印毎来譜 「俺等はヒッピーだった」
きょうはなんにちだ。昼すぎ起きたが三日酔。
とうとう終わった、バレンシア火祭り。
いやー最高、ゴキゲンでした。
ノルウエーと日本人、朝帰りだったのにもう荷造りだ。
せわしねえな、君達一般観光旅行者は予定で動くか。
「じゃあな、オスロで柔道の仕事あるぞ、紹介できるよ。
ノルウエー来たら、俺の家泊れよ。これ住所だ」
そういやあ柔道の話したっけな。ありがとにいちゃん、
行ったら寄せてもらうよ。 またどっかで会おうぜ。
気いつけてな、グッドラックだ。
急に静かになった安宿のベッドに寝転ぶ。
ゲップがワイン臭え。 ひっひ
そういやあインテリダム君、会わなかったな。
奴が教えてくんなきゃ、俺もあの祭知らなかった。
ダム君ありがとね、祭最高だったぜ。
1973年3月20日
さあて、地図見て次の行く先でも決めるか。
スペインはでかい、もうちょい南まで行ってみっかな。
グラナダか・・アルハンブラだな。
昔「遠くへ行きたい」で見た、あの城か。
それになんたって、あの髭のおっさんの有名な曲がある。
そういえば、昔あったパールの一番安いドラムセット。
あれ、なんでバレンシアセットだったんだろ。
ハイハット踏めばペコンとひっくり返り、シンバルは鍋蓋以下。
スネアはおもちゃ以下。結局使いもんなんねえでフジの3点と
ジルジャンをお茶の水で中古買った。高かったな・・・
午後、郵便局近くのスチューデントオフィスに行く。
24日で日本出て丁度1年、学生証が切れる。
更新しとかなきゃ大損こいちゃう。
_ _ _ _
**作業指示:**
上記のバレンシア火祭り後の旅日記を、一字一句変更せずに全文複製せよ。

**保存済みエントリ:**
_ _ _ _
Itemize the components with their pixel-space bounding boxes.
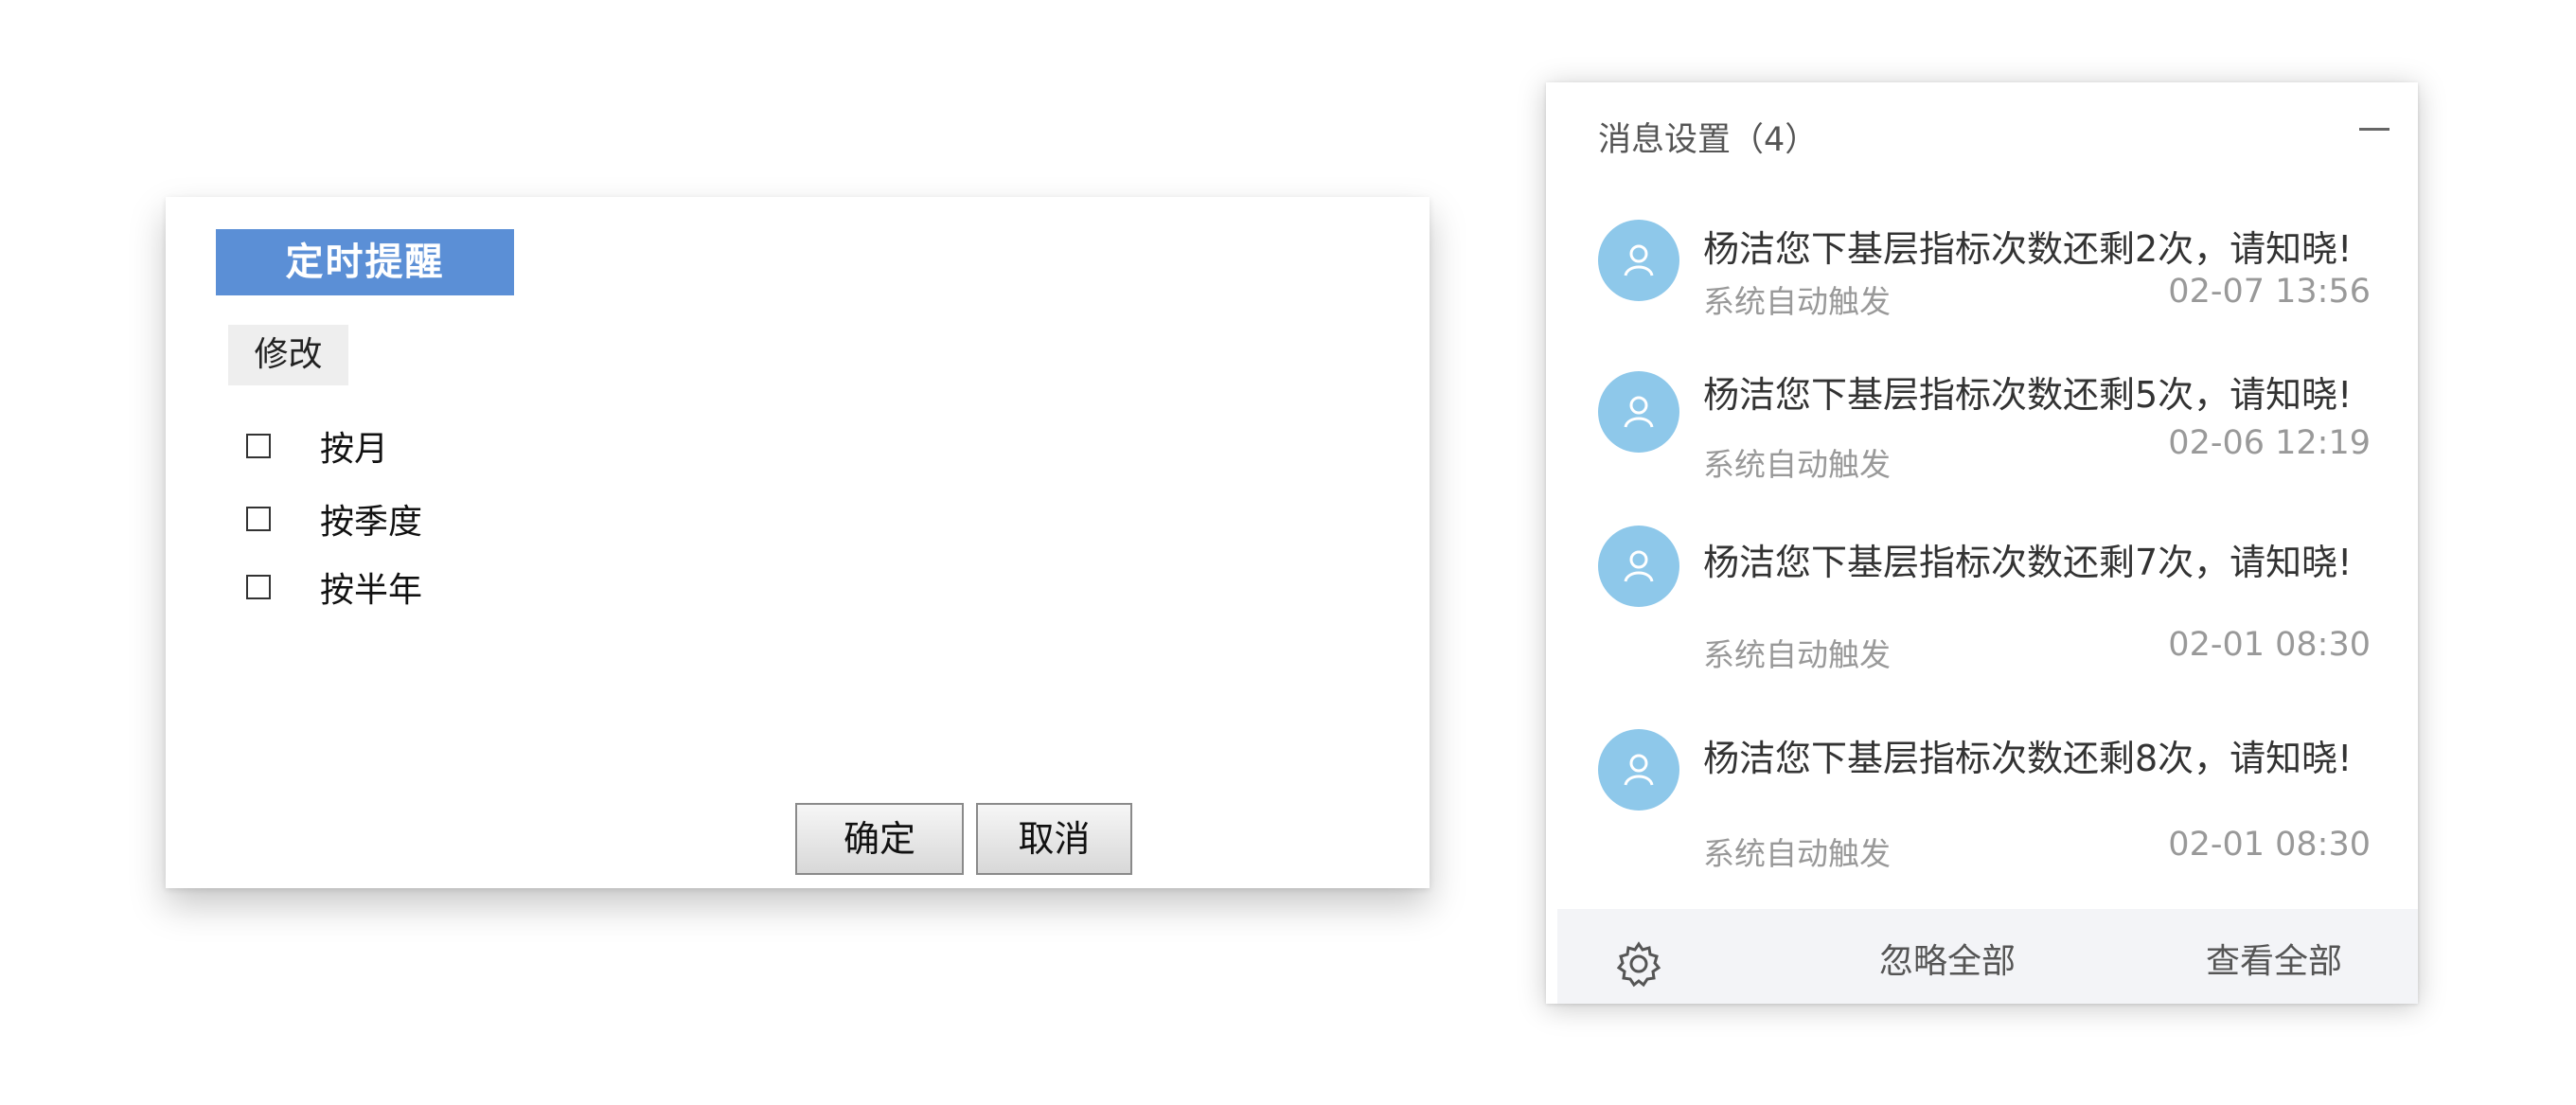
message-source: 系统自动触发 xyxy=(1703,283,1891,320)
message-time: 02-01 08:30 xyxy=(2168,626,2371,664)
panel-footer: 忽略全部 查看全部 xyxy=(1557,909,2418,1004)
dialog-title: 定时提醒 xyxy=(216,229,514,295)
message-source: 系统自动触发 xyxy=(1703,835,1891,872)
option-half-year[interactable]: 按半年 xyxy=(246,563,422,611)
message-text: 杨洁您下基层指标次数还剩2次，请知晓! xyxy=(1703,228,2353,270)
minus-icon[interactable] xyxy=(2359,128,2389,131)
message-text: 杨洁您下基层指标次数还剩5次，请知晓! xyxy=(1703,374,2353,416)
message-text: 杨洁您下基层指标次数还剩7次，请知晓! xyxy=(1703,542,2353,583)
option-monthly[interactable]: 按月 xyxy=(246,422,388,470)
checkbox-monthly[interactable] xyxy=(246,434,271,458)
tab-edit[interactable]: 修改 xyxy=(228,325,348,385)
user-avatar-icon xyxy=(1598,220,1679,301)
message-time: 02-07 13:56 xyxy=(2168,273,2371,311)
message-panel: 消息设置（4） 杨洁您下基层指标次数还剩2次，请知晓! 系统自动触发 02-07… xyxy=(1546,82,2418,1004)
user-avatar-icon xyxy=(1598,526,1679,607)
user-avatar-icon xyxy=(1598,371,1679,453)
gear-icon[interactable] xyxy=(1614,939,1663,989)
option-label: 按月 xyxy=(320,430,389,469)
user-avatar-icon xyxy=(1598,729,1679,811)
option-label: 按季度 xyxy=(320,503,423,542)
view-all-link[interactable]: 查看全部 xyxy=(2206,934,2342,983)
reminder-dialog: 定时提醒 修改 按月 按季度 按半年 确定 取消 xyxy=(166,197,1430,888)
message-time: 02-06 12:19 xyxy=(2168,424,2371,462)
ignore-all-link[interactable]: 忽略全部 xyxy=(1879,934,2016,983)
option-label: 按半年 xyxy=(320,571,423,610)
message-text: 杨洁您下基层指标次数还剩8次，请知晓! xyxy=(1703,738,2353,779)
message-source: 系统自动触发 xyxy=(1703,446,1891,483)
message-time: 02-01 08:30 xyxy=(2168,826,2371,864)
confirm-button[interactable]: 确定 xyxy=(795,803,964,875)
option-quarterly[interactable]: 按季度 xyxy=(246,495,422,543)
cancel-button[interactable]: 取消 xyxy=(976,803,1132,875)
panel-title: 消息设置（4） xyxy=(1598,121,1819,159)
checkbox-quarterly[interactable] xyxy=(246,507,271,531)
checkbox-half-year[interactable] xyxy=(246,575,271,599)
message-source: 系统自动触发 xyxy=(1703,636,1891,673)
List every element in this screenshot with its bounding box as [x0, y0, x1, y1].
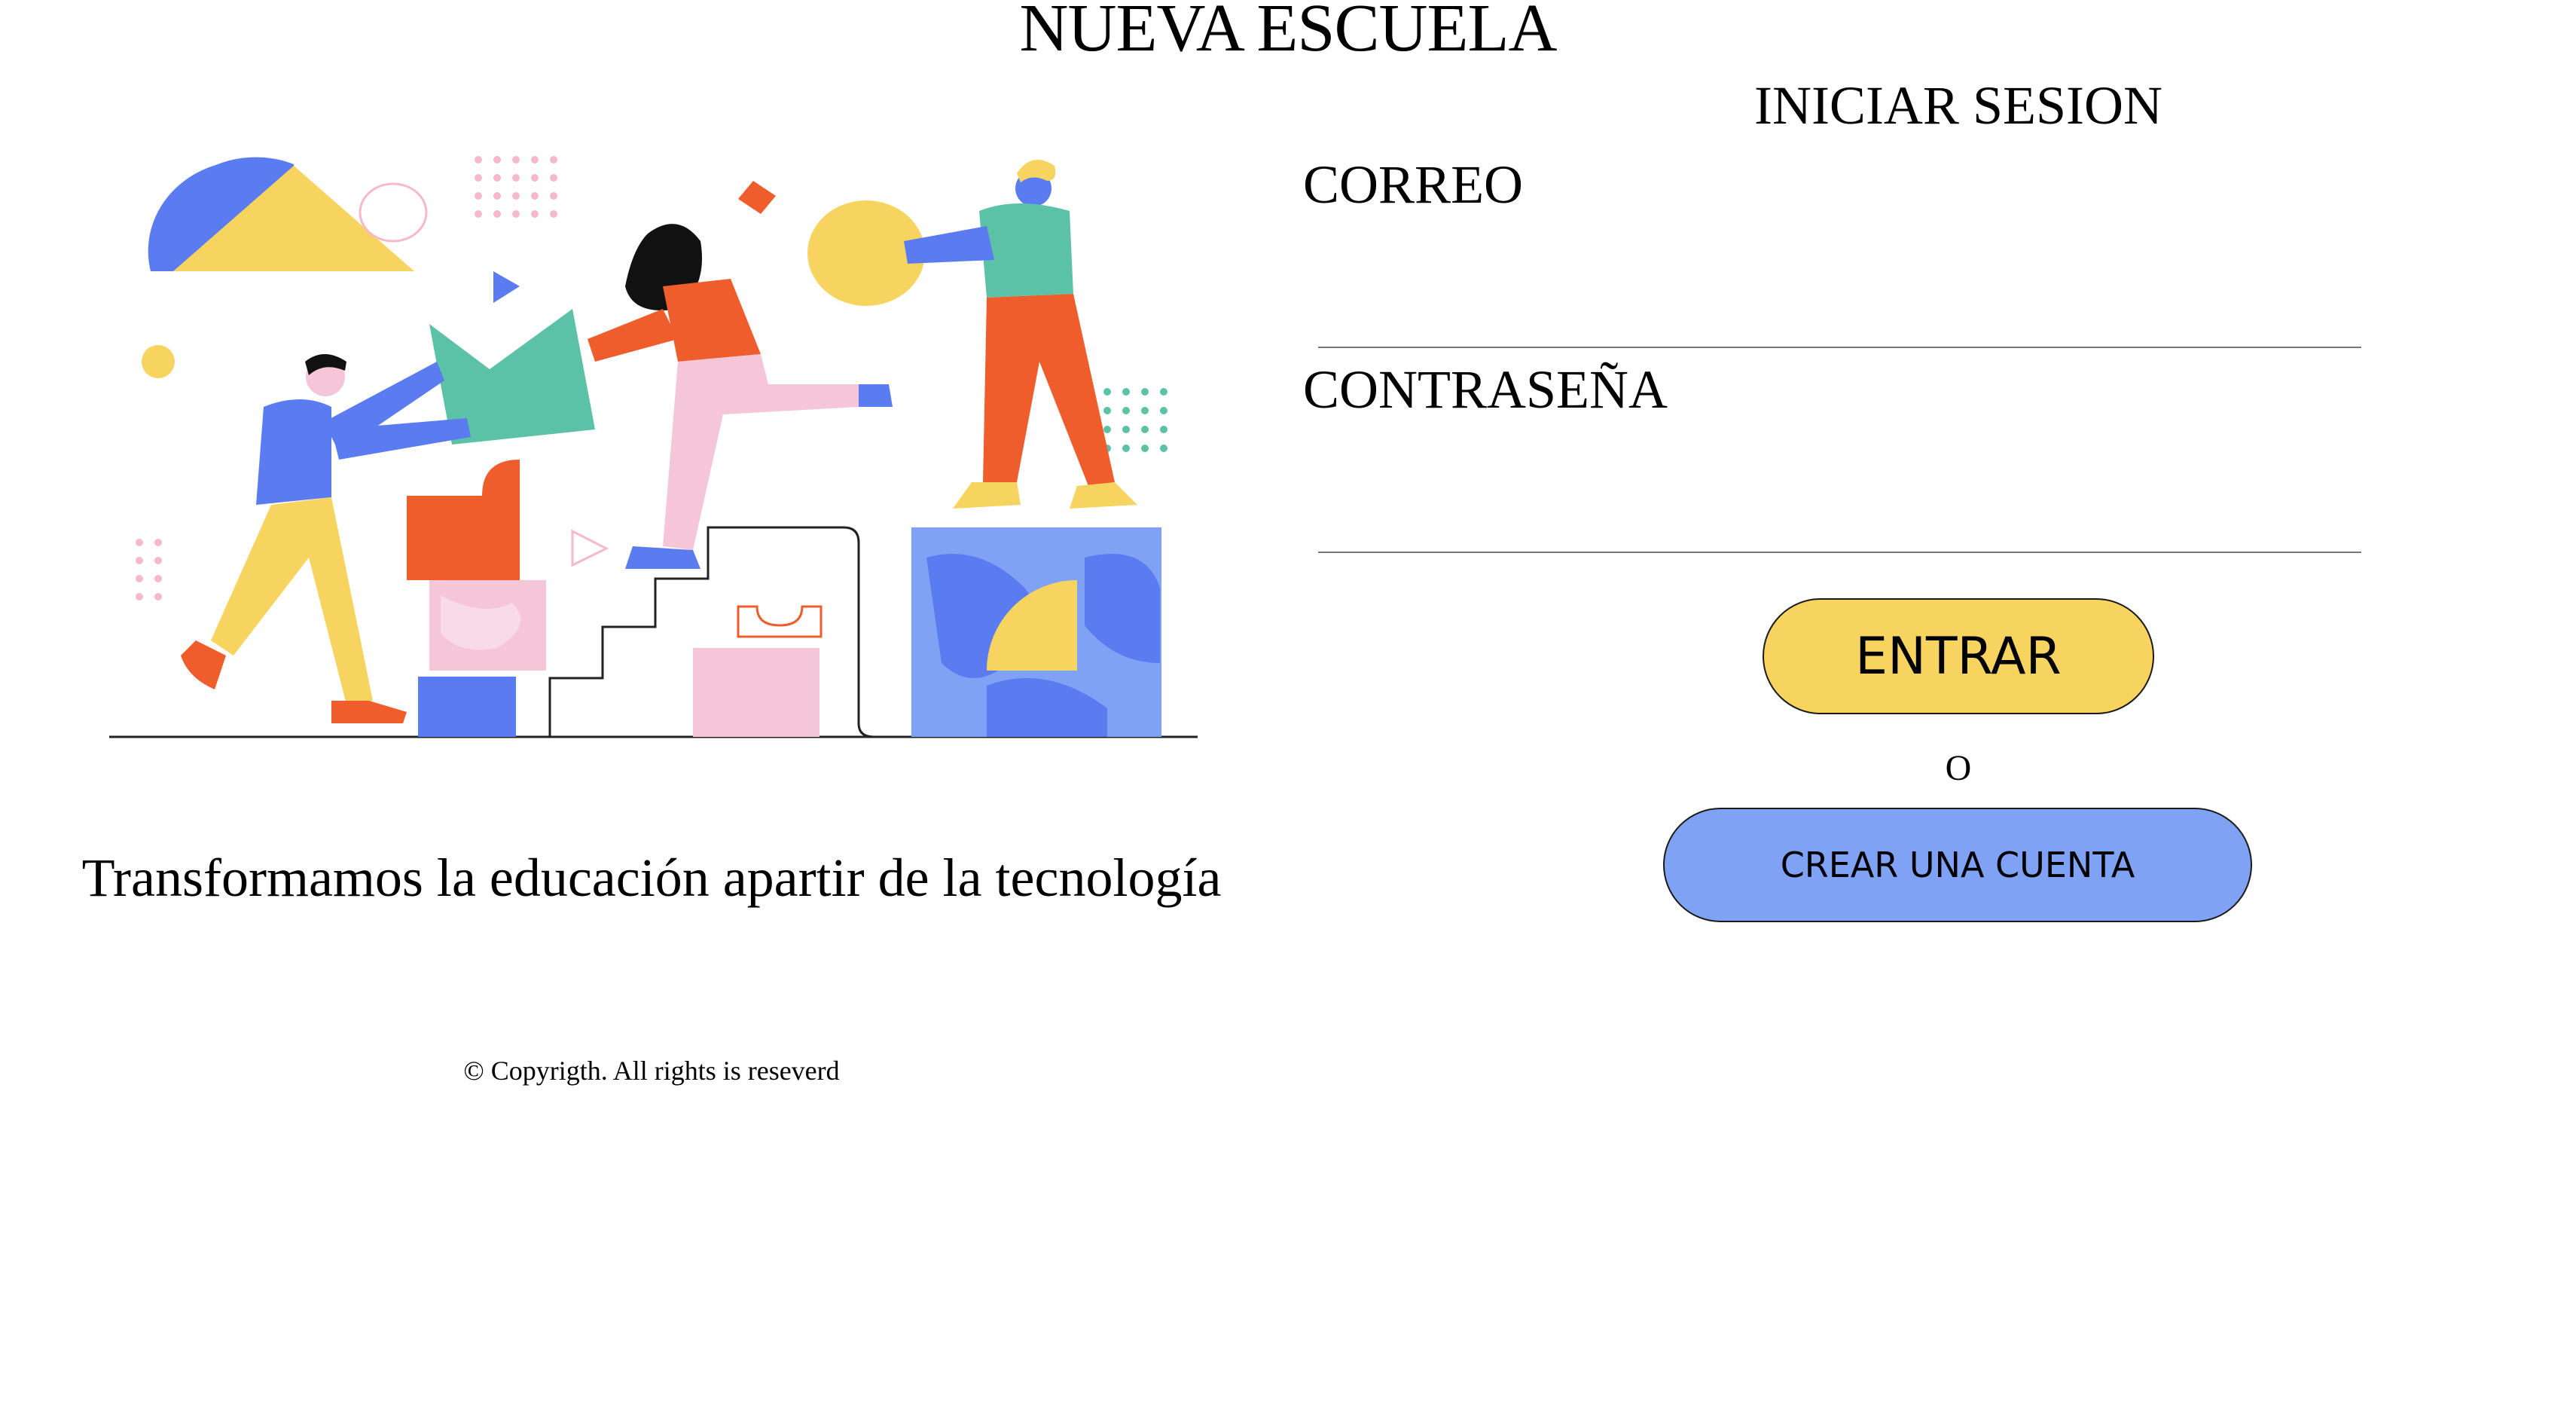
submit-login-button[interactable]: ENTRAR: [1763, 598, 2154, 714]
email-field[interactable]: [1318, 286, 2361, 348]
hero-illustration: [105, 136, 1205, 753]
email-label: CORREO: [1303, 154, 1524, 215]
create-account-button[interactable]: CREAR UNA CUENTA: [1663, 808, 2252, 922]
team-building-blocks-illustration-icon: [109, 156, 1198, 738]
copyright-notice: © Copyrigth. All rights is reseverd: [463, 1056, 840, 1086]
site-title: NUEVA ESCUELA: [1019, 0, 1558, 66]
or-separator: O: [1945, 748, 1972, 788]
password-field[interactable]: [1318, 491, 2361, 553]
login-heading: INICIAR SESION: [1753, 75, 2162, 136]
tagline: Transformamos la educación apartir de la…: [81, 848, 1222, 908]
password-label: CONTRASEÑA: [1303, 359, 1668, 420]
_ _ _ _
**実行結果:**
印毎来譜 「俺等はヒッピーだった」
きょうはなんにちだ。昼すぎ起きたが三日酔。
とうとう終わった、バレンシア火祭り。
いやー最高、ゴキゲンでした。
ノルウエーと日本人、朝帰りだったのにもう荷造りだ。
せわしねえな、君達一般観光旅行者は予定で動くか。
「じゃあな、オスロで柔道の仕事あるぞ、紹介できるよ。
ノルウエー来たら、俺の家泊れよ。これ住所だ」
そういやあ柔道の話したっけな。ありがとにいちゃん、
行ったら寄せてもらうよ。 またどっかで会おうぜ。
気いつけてな、グッドラックだ。
急に静かになった安宿のベッドに寝転ぶ。
ゲップがワイン臭え。 ひっひ
そういやあインテリダム君、会わなかったな。
奴が教えてくんなきゃ、俺もあの祭知らなかった。
ダム君ありがとね、祭最高だったぜ。
1973年3月20日
さあて、地図見て次の行く先でも決めるか。
スペインはでかい、もうちょい南まで行ってみっかな。
グラナダか・・アルハンブラだな。
昔「遠くへ行きたい」で見た、あの城か。
それになんたって、あの髭のおっさんの有名な曲がある。
そういえば、昔あったパールの一番安いドラムセット。
あれ、なんでバレンシアセットだったんだろ。
ハイハット踏めばペコンとひっくり返り、シンバルは鍋蓋以下。
スネアはおもちゃ以下。結局使いもんなんねえでフジの3点と
ジルジャンをお茶の水で中古買った。高かったな・・・
午後、郵便局近くのスチューデントオフィスに行く。
24日で日本出て丁度1年、学生証が切れる。
更新しとかなきゃ大損こいちゃう。